Exercise description:
Repeat all the material exactly; pictures stay out of your copy.

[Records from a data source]
◆ ◆ ◆

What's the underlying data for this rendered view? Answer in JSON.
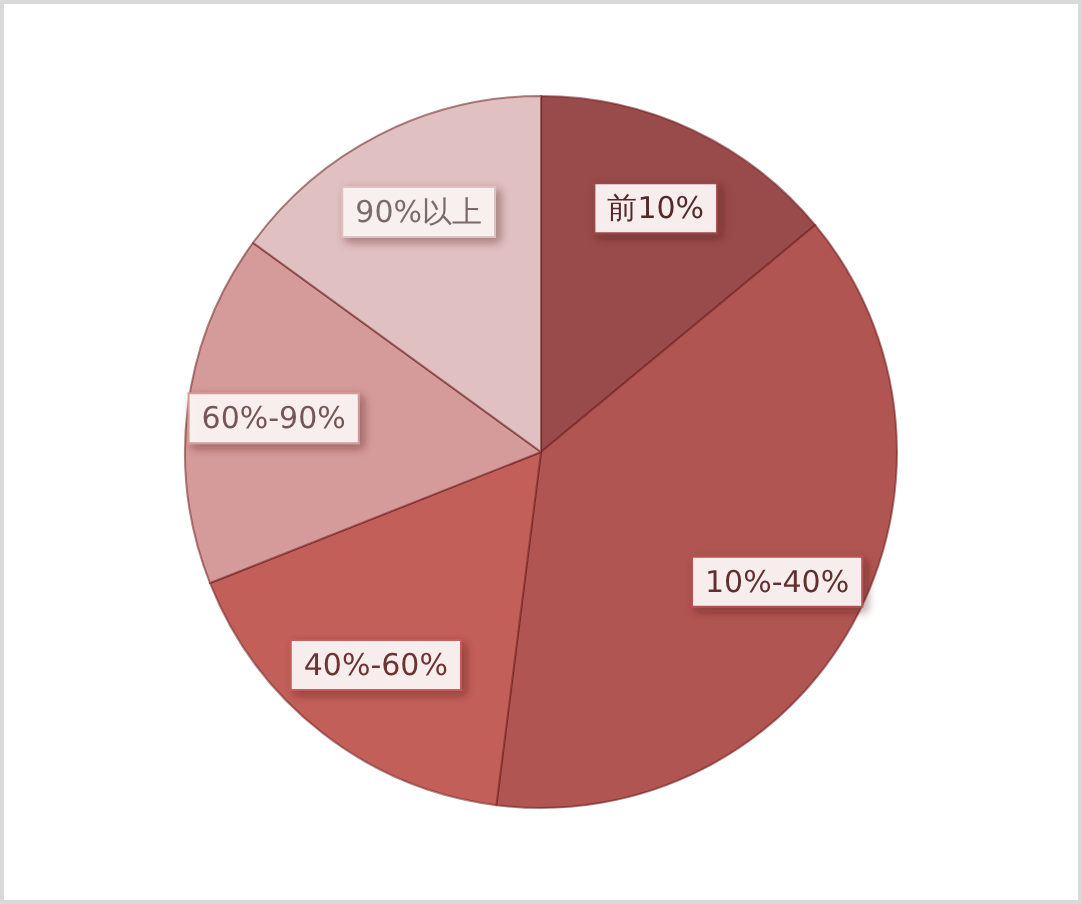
{
  "chart_data": {
    "type": "pie",
    "categories": [
      "前10%",
      "10%-40%",
      "40%-60%",
      "60%-90%",
      "90%以上"
    ],
    "values": [
      14,
      38,
      17,
      16,
      15
    ],
    "colors": [
      "#994a4a",
      "#b05552",
      "#c25f59",
      "#d49b9a",
      "#e0c0c0"
    ]
  }
}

◆ ◆ ◆

Solved exercise:
What's the underlying data for this rendered view? Answer in JSON.
{
  "chart_data": {
    "type": "pie",
    "categories": [
      "前10%",
      "10%-40%",
      "40%-60%",
      "60%-90%",
      "90%以上"
    ],
    "values": [
      14,
      38,
      17,
      16,
      15
    ],
    "colors": [
      "#994a4a",
      "#b05552",
      "#c25f59",
      "#d49b9a",
      "#e0c0c0"
    ]
  }
}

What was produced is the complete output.